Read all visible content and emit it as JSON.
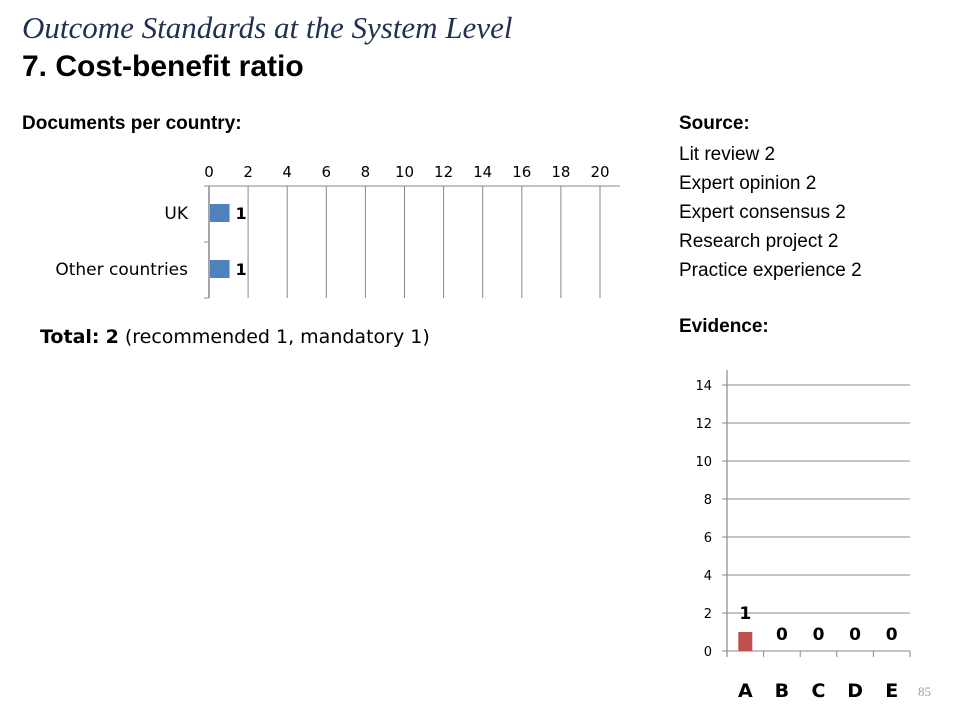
{
  "title": {
    "line1": "Outcome Standards at the System Level",
    "line2": "7. Cost-benefit ratio"
  },
  "documents": {
    "heading": "Documents per country:",
    "total_label": "Total:",
    "total_value": "2",
    "total_detail": "(recommended 1, mandatory 1)"
  },
  "source": {
    "heading": "Source:",
    "items": [
      "Lit review 2",
      "Expert opinion 2",
      "Expert consensus 2",
      "Research project 2",
      "Practice experience 2"
    ]
  },
  "evidence": {
    "heading": "Evidence:"
  },
  "page_number": "85",
  "colors": {
    "title_line1": "#1f3050",
    "bar_blue": "#4f81bd",
    "bar_red": "#c0504d",
    "grid": "#888888",
    "page_number": "#a0a0a0"
  },
  "chart_data": [
    {
      "type": "bar",
      "orientation": "horizontal",
      "categories": [
        "UK",
        "Other countries"
      ],
      "values": [
        1,
        1
      ],
      "data_labels": [
        "1",
        "1"
      ],
      "xlim": [
        0,
        20
      ],
      "x_ticks": [
        0,
        2,
        4,
        6,
        8,
        10,
        12,
        14,
        16,
        18,
        20
      ],
      "x_axis_position": "top",
      "grid": true,
      "color": "#4f81bd"
    },
    {
      "type": "bar",
      "orientation": "vertical",
      "categories": [
        "A",
        "B",
        "C",
        "D",
        "E"
      ],
      "values": [
        1,
        0,
        0,
        0,
        0
      ],
      "data_labels": [
        "1",
        "0",
        "0",
        "0",
        "0"
      ],
      "ylim": [
        0,
        14
      ],
      "y_ticks": [
        0,
        2,
        4,
        6,
        8,
        10,
        12,
        14
      ],
      "grid": true,
      "color": "#c0504d"
    }
  ]
}
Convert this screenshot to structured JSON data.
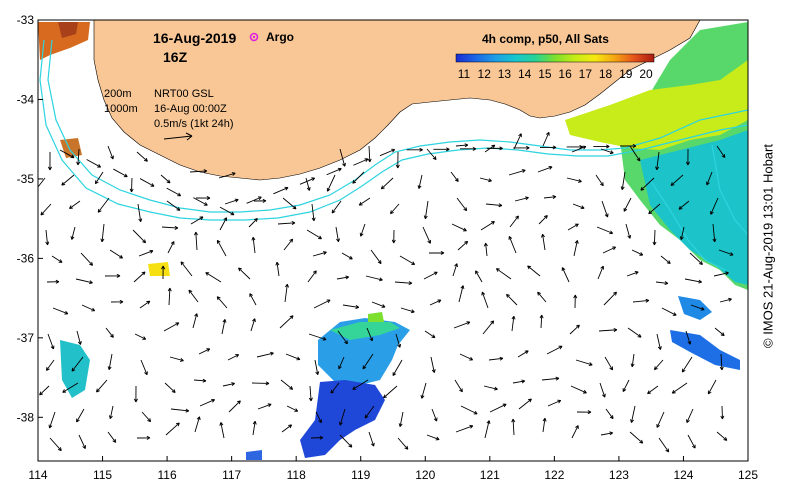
{
  "title": {
    "date": "16-Aug-2019",
    "hour": "16Z",
    "argo_label": "Argo"
  },
  "legend_info": {
    "iso200": "200m",
    "iso1000": "1000m",
    "product": "NRT00 GSL",
    "valid": "16-Aug 00:00Z",
    "scale": "0.5m/s (1kt 24h)"
  },
  "colorbar": {
    "title": "4h comp, p50, All Sats",
    "ticks": [
      "11",
      "12",
      "13",
      "14",
      "15",
      "16",
      "17",
      "18",
      "19",
      "20"
    ],
    "colors": [
      "#1b2bd3",
      "#1c67e6",
      "#1e9ee6",
      "#18c6cf",
      "#25d398",
      "#7ddf2d",
      "#c5ec16",
      "#f6ea12",
      "#f5a613",
      "#e6531b",
      "#a81b11"
    ]
  },
  "axes": {
    "x_ticks": [
      "114",
      "115",
      "116",
      "117",
      "118",
      "119",
      "120",
      "121",
      "122",
      "123",
      "124",
      "125"
    ],
    "y_ticks": [
      "-33",
      "-34",
      "-35",
      "-36",
      "-37",
      "-38"
    ],
    "xlim": [
      114,
      125
    ],
    "ylim": [
      -38.55,
      -33
    ]
  },
  "colors": {
    "land": "#f9c796",
    "isobath": "#2dd4e0",
    "arrow": "#000000",
    "argo": "#e020e0"
  },
  "credit": "© IMOS 21-Aug-2019 13:01 Hobart"
}
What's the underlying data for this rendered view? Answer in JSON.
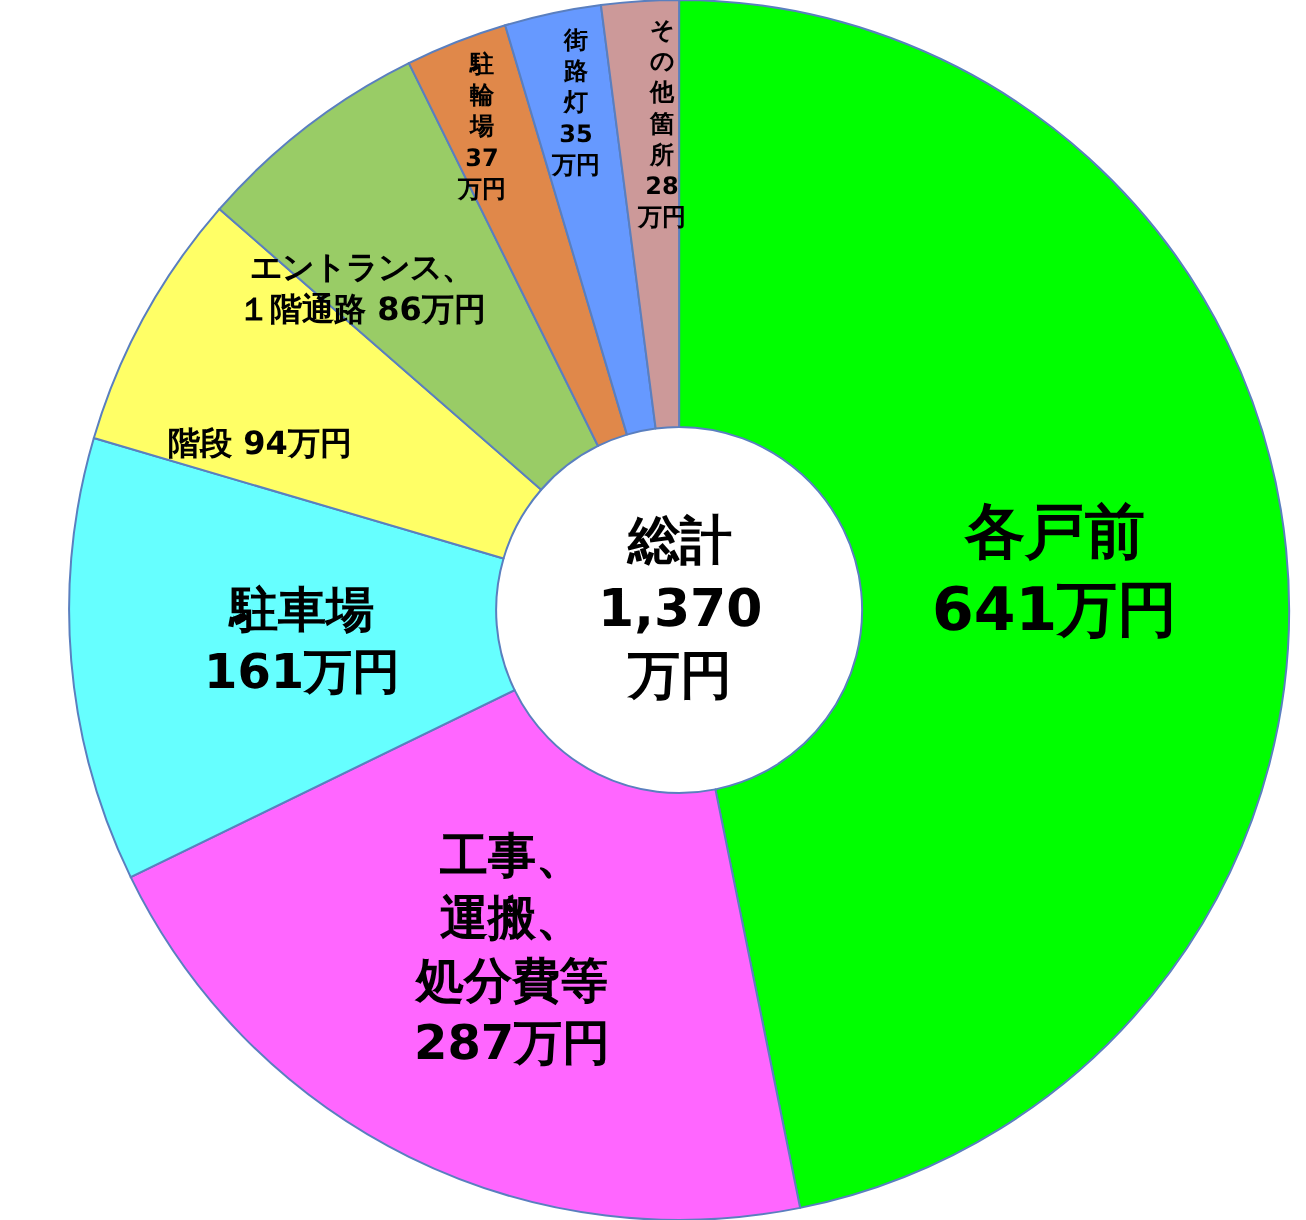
{
  "chart_data": {
    "type": "donut",
    "categories": [
      "各戸前",
      "工事、運搬、処分費等",
      "駐車場",
      "階段",
      "エントランス、１階通路",
      "駐輪場",
      "街路灯",
      "その他箇所"
    ],
    "values": [
      641,
      287,
      161,
      94,
      86,
      37,
      35,
      28
    ],
    "value_labels": [
      "641万円",
      "287万円",
      "161万円",
      "94万円",
      "86万円",
      "37万円",
      "35万円",
      "28万円"
    ],
    "colors": [
      "#00ff00",
      "#ff66ff",
      "#66ffff",
      "#ffff66",
      "#99cc66",
      "#e0884a",
      "#6699ff",
      "#cc9999"
    ],
    "annotations": [
      "総計\n1,370\n万円"
    ],
    "legend": false
  }
}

#### AIM
Leave out the pictures and print each record exactly as it stands.

#### ANSWER FOR THE TASK
Read all visible content and emit it as JSON.
{
  "title": {
    "line1": "Outcome Standards at the System Level",
    "line2": "7. Cost-benefit ratio"
  },
  "documents": {
    "heading": "Documents per country:",
    "total_label": "Total:",
    "total_value": "2",
    "total_detail": "(recommended 1, mandatory 1)"
  },
  "source": {
    "heading": "Source:",
    "items": [
      "Lit review 2",
      "Expert opinion 2",
      "Expert consensus 2",
      "Research project 2",
      "Practice experience 2"
    ]
  },
  "evidence": {
    "heading": "Evidence:"
  },
  "page_number": "85",
  "colors": {
    "title_line1": "#1f3050",
    "bar_blue": "#4f81bd",
    "bar_red": "#c0504d",
    "grid": "#888888",
    "page_number": "#a0a0a0"
  },
  "chart_data": [
    {
      "type": "bar",
      "orientation": "horizontal",
      "categories": [
        "UK",
        "Other countries"
      ],
      "values": [
        1,
        1
      ],
      "data_labels": [
        "1",
        "1"
      ],
      "xlim": [
        0,
        20
      ],
      "x_ticks": [
        0,
        2,
        4,
        6,
        8,
        10,
        12,
        14,
        16,
        18,
        20
      ],
      "x_axis_position": "top",
      "grid": true,
      "color": "#4f81bd"
    },
    {
      "type": "bar",
      "orientation": "vertical",
      "categories": [
        "A",
        "B",
        "C",
        "D",
        "E"
      ],
      "values": [
        1,
        0,
        0,
        0,
        0
      ],
      "data_labels": [
        "1",
        "0",
        "0",
        "0",
        "0"
      ],
      "ylim": [
        0,
        14
      ],
      "y_ticks": [
        0,
        2,
        4,
        6,
        8,
        10,
        12,
        14
      ],
      "grid": true,
      "color": "#c0504d"
    }
  ]
}
Convert this screenshot to structured JSON data.
{
  "title": {
    "date": "16-Aug-2019",
    "hour": "16Z",
    "argo_label": "Argo"
  },
  "legend_info": {
    "iso200": "200m",
    "iso1000": "1000m",
    "product": "NRT00 GSL",
    "valid": "16-Aug 00:00Z",
    "scale": "0.5m/s (1kt 24h)"
  },
  "colorbar": {
    "title": "4h comp, p50, All Sats",
    "ticks": [
      "11",
      "12",
      "13",
      "14",
      "15",
      "16",
      "17",
      "18",
      "19",
      "20"
    ],
    "colors": [
      "#1b2bd3",
      "#1c67e6",
      "#1e9ee6",
      "#18c6cf",
      "#25d398",
      "#7ddf2d",
      "#c5ec16",
      "#f6ea12",
      "#f5a613",
      "#e6531b",
      "#a81b11"
    ]
  },
  "axes": {
    "x_ticks": [
      "114",
      "115",
      "116",
      "117",
      "118",
      "119",
      "120",
      "121",
      "122",
      "123",
      "124",
      "125"
    ],
    "y_ticks": [
      "-33",
      "-34",
      "-35",
      "-36",
      "-37",
      "-38"
    ],
    "xlim": [
      114,
      125
    ],
    "ylim": [
      -38.55,
      -33
    ]
  },
  "colors": {
    "land": "#f9c796",
    "isobath": "#2dd4e0",
    "arrow": "#000000",
    "argo": "#e020e0"
  },
  "credit": "© IMOS 21-Aug-2019 13:01 Hobart"
}
What's the underlying data for this rendered view? Answer in JSON.
{
  "chart_data": {
    "type": "donut",
    "categories": [
      "各戸前",
      "工事、運搬、処分費等",
      "駐車場",
      "階段",
      "エントランス、１階通路",
      "駐輪場",
      "街路灯",
      "その他箇所"
    ],
    "values": [
      641,
      287,
      161,
      94,
      86,
      37,
      35,
      28
    ],
    "value_labels": [
      "641万円",
      "287万円",
      "161万円",
      "94万円",
      "86万円",
      "37万円",
      "35万円",
      "28万円"
    ],
    "colors": [
      "#00ff00",
      "#ff66ff",
      "#66ffff",
      "#ffff66",
      "#99cc66",
      "#e0884a",
      "#6699ff",
      "#cc9999"
    ],
    "annotations": [
      "総計\n1,370\n万円"
    ],
    "legend": false
  }
}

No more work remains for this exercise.